» Task to carry out: Copy every record exactly, and keep the pictures out.

Dataset items:
§

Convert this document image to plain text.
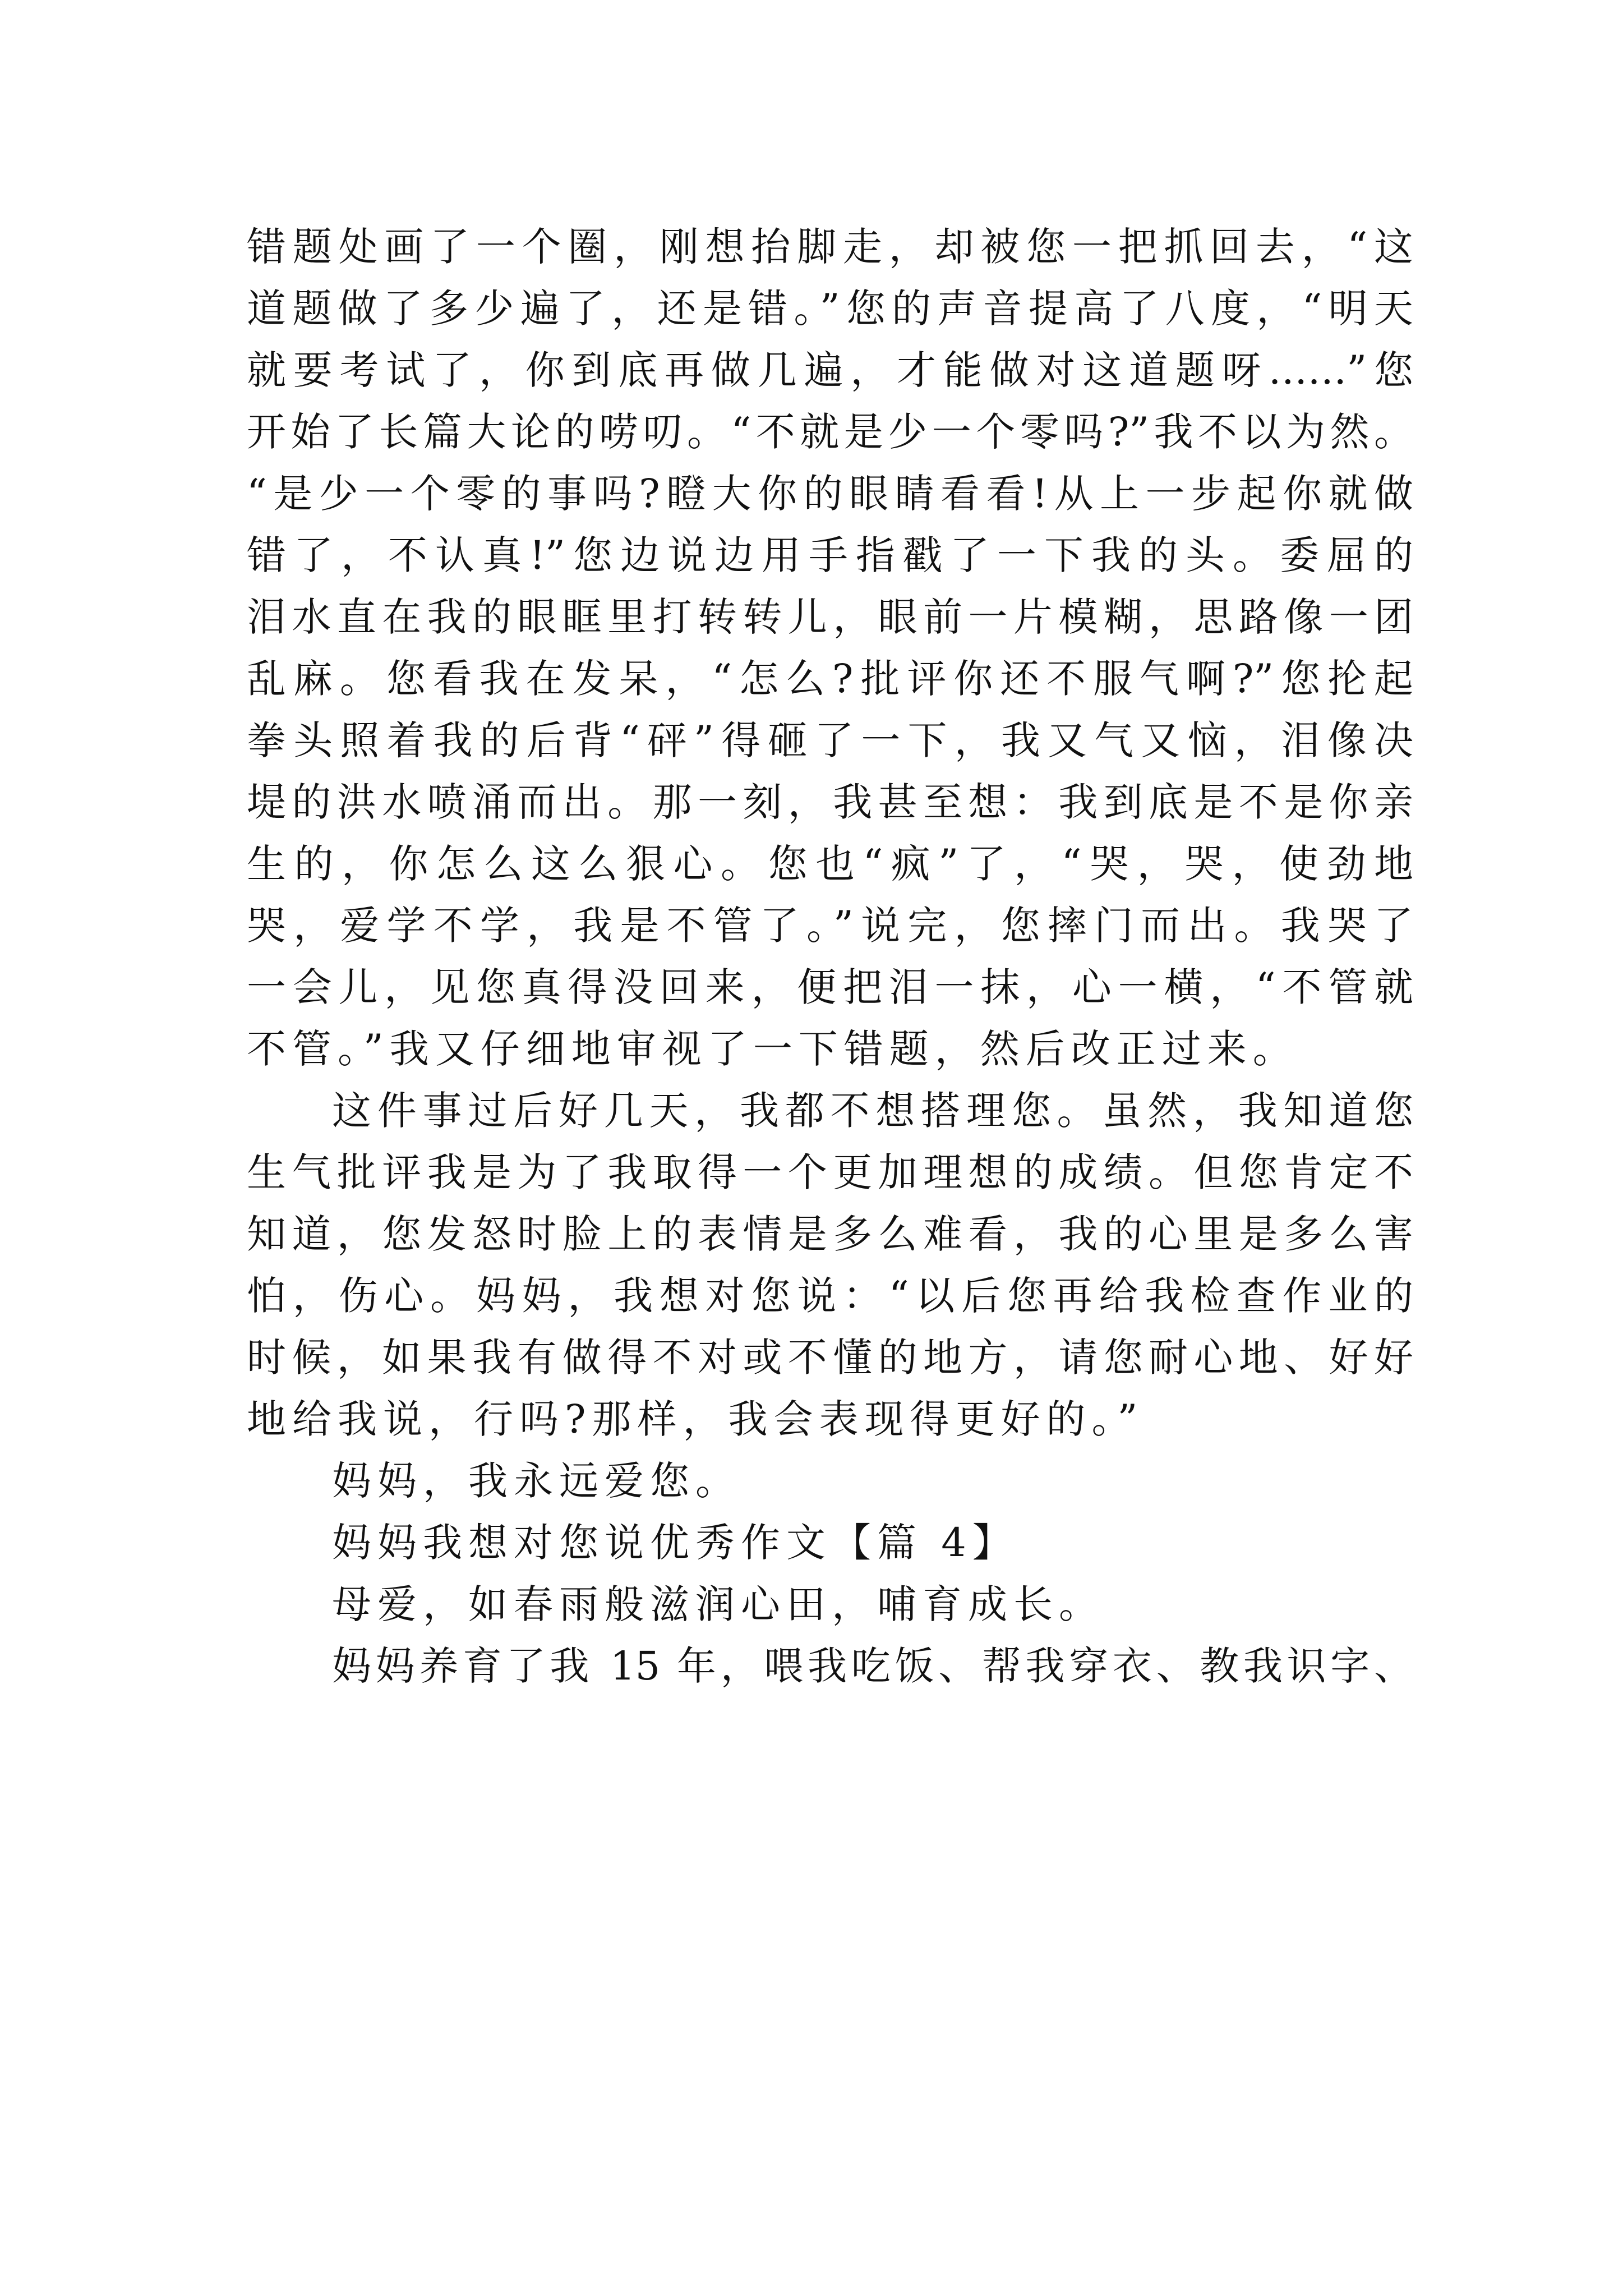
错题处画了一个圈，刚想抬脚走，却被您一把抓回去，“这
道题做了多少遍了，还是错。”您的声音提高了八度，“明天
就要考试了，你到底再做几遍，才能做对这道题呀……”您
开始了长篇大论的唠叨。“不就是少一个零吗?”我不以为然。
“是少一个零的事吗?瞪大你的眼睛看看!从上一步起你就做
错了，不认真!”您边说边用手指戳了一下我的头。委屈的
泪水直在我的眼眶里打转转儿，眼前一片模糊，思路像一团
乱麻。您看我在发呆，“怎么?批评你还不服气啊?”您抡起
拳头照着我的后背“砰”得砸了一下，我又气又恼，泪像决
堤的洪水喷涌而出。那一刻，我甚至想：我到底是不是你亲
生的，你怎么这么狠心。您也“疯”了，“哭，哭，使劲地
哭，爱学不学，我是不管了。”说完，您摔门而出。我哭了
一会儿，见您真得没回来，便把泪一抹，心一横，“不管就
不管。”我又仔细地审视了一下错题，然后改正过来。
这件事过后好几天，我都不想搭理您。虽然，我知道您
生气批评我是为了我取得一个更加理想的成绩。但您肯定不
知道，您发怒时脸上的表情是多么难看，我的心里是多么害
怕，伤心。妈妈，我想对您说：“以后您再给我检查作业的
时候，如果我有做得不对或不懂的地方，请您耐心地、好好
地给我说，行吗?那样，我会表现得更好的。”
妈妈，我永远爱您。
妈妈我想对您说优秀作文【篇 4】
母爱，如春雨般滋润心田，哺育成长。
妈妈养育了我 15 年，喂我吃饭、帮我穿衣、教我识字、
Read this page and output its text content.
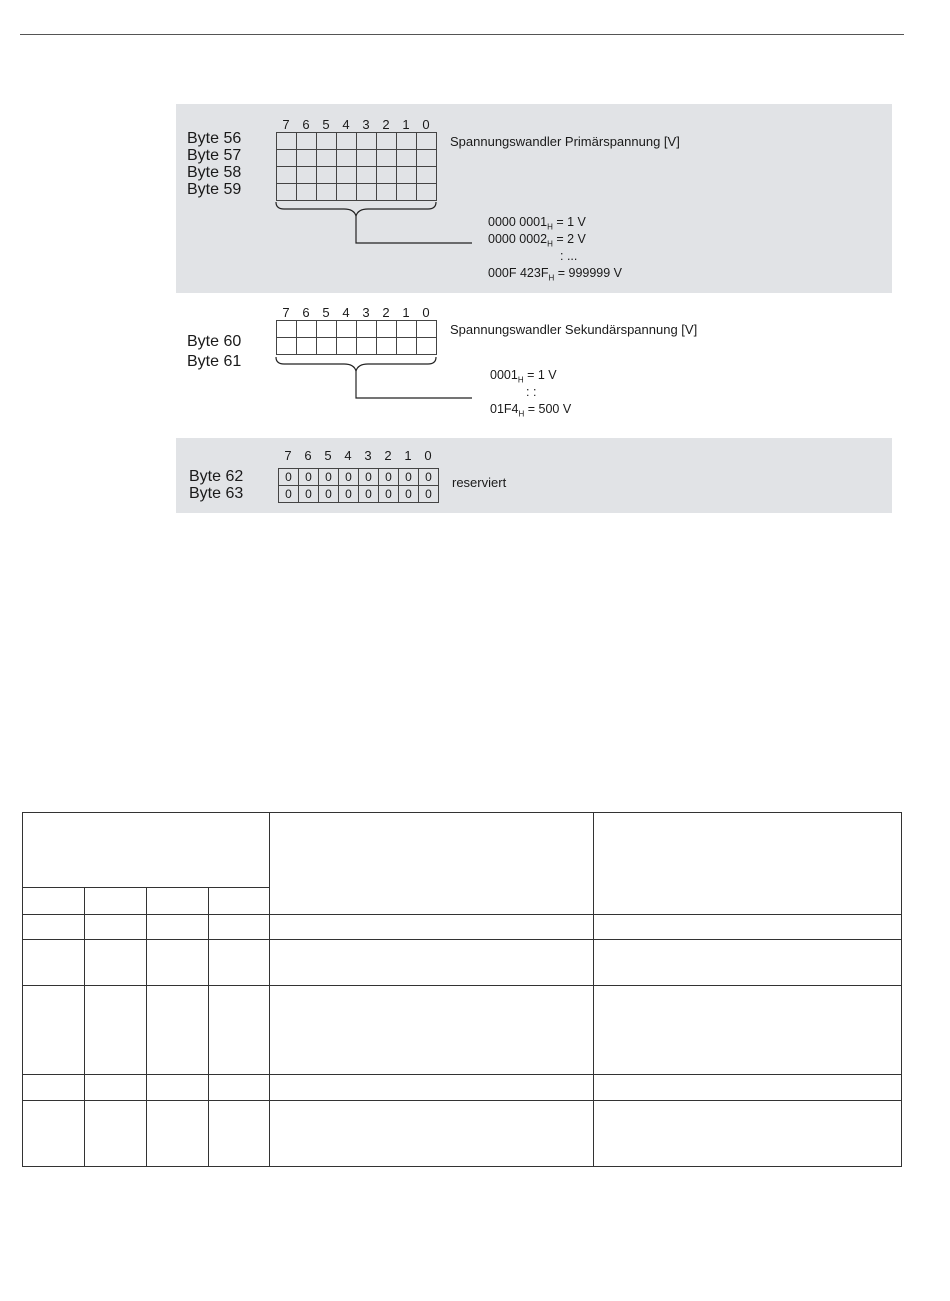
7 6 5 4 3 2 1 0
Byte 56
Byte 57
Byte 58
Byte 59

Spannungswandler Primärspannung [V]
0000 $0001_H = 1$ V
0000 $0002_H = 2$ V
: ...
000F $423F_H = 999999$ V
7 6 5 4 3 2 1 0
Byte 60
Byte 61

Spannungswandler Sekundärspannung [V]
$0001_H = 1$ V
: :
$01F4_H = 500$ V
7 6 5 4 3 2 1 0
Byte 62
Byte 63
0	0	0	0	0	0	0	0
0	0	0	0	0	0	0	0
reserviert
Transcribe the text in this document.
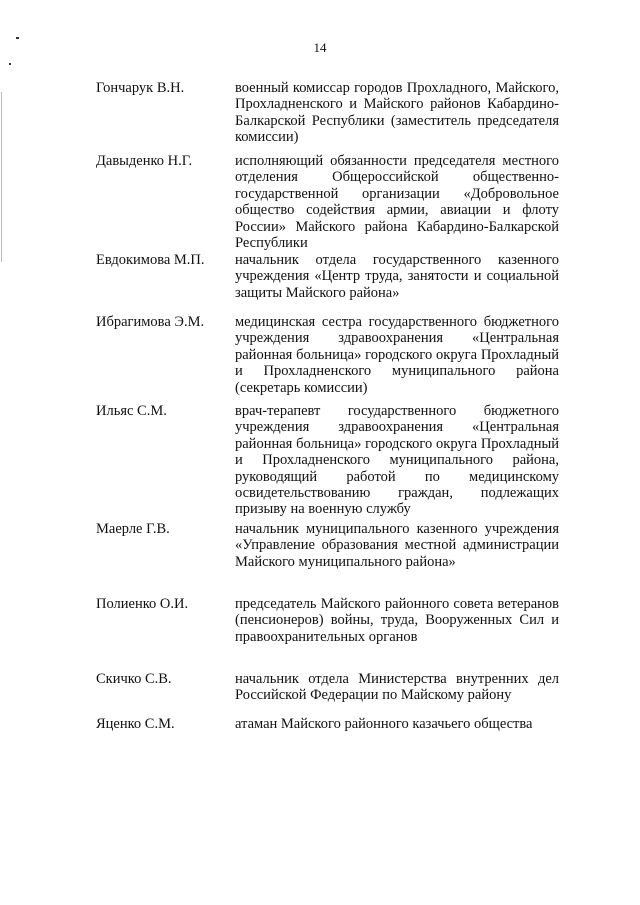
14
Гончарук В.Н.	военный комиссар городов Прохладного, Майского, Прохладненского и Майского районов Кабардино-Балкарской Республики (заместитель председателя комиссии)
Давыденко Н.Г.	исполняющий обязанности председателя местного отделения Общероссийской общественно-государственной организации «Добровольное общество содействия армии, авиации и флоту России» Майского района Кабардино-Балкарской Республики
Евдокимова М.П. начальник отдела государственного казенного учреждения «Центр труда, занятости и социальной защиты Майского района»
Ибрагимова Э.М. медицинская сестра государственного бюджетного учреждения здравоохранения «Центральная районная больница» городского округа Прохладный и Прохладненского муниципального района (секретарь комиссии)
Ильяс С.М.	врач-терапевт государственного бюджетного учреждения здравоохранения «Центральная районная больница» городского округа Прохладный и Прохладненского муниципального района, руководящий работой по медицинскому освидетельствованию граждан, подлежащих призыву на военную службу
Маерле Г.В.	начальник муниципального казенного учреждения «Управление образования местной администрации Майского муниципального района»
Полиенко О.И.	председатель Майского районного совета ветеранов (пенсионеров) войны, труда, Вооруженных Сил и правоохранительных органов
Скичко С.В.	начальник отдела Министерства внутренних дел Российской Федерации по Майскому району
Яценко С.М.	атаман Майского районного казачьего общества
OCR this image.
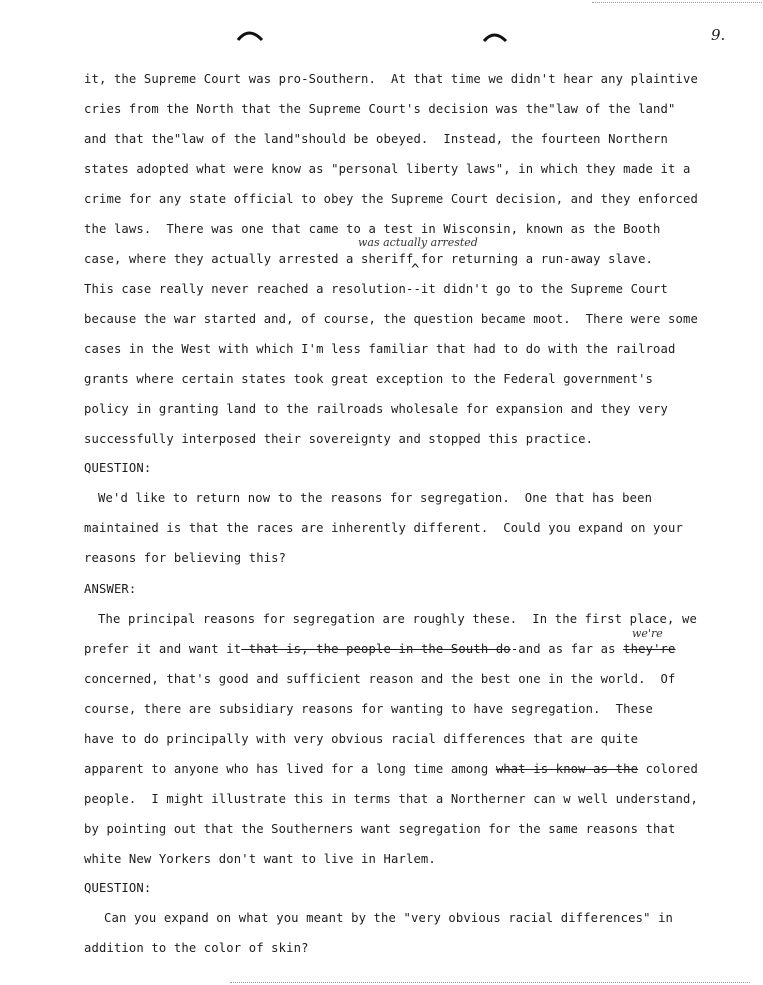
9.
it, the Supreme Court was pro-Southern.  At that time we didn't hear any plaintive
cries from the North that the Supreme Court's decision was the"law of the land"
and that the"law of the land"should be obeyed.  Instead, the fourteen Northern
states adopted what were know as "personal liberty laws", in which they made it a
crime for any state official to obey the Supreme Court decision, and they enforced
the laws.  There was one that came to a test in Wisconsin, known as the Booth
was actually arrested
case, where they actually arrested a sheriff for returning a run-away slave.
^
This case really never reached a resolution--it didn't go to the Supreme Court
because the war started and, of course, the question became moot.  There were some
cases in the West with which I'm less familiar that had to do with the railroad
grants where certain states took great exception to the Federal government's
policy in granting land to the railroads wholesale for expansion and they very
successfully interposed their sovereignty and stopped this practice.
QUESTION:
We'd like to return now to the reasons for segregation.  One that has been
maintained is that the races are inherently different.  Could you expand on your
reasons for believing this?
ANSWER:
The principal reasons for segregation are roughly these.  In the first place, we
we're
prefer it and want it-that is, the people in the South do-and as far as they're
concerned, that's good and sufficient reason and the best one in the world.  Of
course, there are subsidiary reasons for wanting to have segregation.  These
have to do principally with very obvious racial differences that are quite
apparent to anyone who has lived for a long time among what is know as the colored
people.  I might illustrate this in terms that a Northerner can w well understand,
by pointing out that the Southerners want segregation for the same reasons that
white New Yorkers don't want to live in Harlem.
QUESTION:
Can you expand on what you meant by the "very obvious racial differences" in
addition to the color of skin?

§

» Task result:
Convert this document image to plain text.
错题处画了一个圈，刚想抬脚走，却被您一把抓回去，“这
道题做了多少遍了，还是错。”您的声音提高了八度，“明天
就要考试了，你到底再做几遍，才能做对这道题呀……”您
开始了长篇大论的唠叨。“不就是少一个零吗?”我不以为然。
“是少一个零的事吗?瞪大你的眼睛看看!从上一步起你就做
错了，不认真!”您边说边用手指戳了一下我的头。委屈的
泪水直在我的眼眶里打转转儿，眼前一片模糊，思路像一团
乱麻。您看我在发呆，“怎么?批评你还不服气啊?”您抡起
拳头照着我的后背“砰”得砸了一下，我又气又恼，泪像决
堤的洪水喷涌而出。那一刻，我甚至想：我到底是不是你亲
生的，你怎么这么狠心。您也“疯”了，“哭，哭，使劲地
哭，爱学不学，我是不管了。”说完，您摔门而出。我哭了
一会儿，见您真得没回来，便把泪一抹，心一横，“不管就
不管。”我又仔细地审视了一下错题，然后改正过来。
这件事过后好几天，我都不想搭理您。虽然，我知道您
生气批评我是为了我取得一个更加理想的成绩。但您肯定不
知道，您发怒时脸上的表情是多么难看，我的心里是多么害
怕，伤心。妈妈，我想对您说：“以后您再给我检查作业的
时候，如果我有做得不对或不懂的地方，请您耐心地、好好
地给我说，行吗?那样，我会表现得更好的。”
妈妈，我永远爱您。
妈妈我想对您说优秀作文【篇 4】
母爱，如春雨般滋润心田，哺育成长。
妈妈养育了我 15 年，喂我吃饭、帮我穿衣、教我识字、
Read this page and output its text content.
7 6 5 4 3 2 1 0
Byte 56
Byte 57
Byte 58
Byte 59

Spannungswandler Primärspannung [V]
0000 $0001_H = 1$ V
0000 $0002_H = 2$ V
: ...
000F $423F_H = 999999$ V
7 6 5 4 3 2 1 0
Byte 60
Byte 61

Spannungswandler Sekundärspannung [V]
$0001_H = 1$ V
: :
$01F4_H = 500$ V
7 6 5 4 3 2 1 0
Byte 62
Byte 63
0	0	0	0	0	0	0	0
0	0	0	0	0	0	0	0
reserviert
Transcribe the text in this document.
14
Гончарук В.Н.	военный комиссар городов Прохладного, Майского, Прохладненского и Майского районов Кабардино-Балкарской Республики (заместитель председателя комиссии)
Давыденко Н.Г.	исполняющий обязанности председателя местного отделения Общероссийской общественно-государственной организации «Добровольное общество содействия армии, авиации и флоту России» Майского района Кабардино-Балкарской Республики
Евдокимова М.П. начальник отдела государственного казенного учреждения «Центр труда, занятости и социальной защиты Майского района»
Ибрагимова Э.М. медицинская сестра государственного бюджетного учреждения здравоохранения «Центральная районная больница» городского округа Прохладный и Прохладненского муниципального района (секретарь комиссии)
Ильяс С.М.	врач-терапевт государственного бюджетного учреждения здравоохранения «Центральная районная больница» городского округа Прохладный и Прохладненского муниципального района, руководящий работой по медицинскому освидетельствованию граждан, подлежащих призыву на военную службу
Маерле Г.В.	начальник муниципального казенного учреждения «Управление образования местной администрации Майского муниципального района»
Полиенко О.И.	председатель Майского районного совета ветеранов (пенсионеров) войны, труда, Вооруженных Сил и правоохранительных органов
Скичко С.В.	начальник отдела Министерства внутренних дел Российской Федерации по Майскому району
Яценко С.М.	атаман Майского районного казачьего общества
OCR this image.
9.
it, the Supreme Court was pro-Southern.  At that time we didn't hear any plaintive
cries from the North that the Supreme Court's decision was the"law of the land"
and that the"law of the land"should be obeyed.  Instead, the fourteen Northern
states adopted what were know as "personal liberty laws", in which they made it a
crime for any state official to obey the Supreme Court decision, and they enforced
the laws.  There was one that came to a test in Wisconsin, known as the Booth
was actually arrested
case, where they actually arrested a sheriff for returning a run-away slave.
^
This case really never reached a resolution--it didn't go to the Supreme Court
because the war started and, of course, the question became moot.  There were some
cases in the West with which I'm less familiar that had to do with the railroad
grants where certain states took great exception to the Federal government's
policy in granting land to the railroads wholesale for expansion and they very
successfully interposed their sovereignty and stopped this practice.
QUESTION:
We'd like to return now to the reasons for segregation.  One that has been
maintained is that the races are inherently different.  Could you expand on your
reasons for believing this?
ANSWER:
The principal reasons for segregation are roughly these.  In the first place, we
we're
prefer it and want it-that is, the people in the South do-and as far as they're
concerned, that's good and sufficient reason and the best one in the world.  Of
course, there are subsidiary reasons for wanting to have segregation.  These
have to do principally with very obvious racial differences that are quite
apparent to anyone who has lived for a long time among what is know as the colored
people.  I might illustrate this in terms that a Northerner can w well understand,
by pointing out that the Southerners want segregation for the same reasons that
white New Yorkers don't want to live in Harlem.
QUESTION:
Can you expand on what you meant by the "very obvious racial differences" in
addition to the color of skin?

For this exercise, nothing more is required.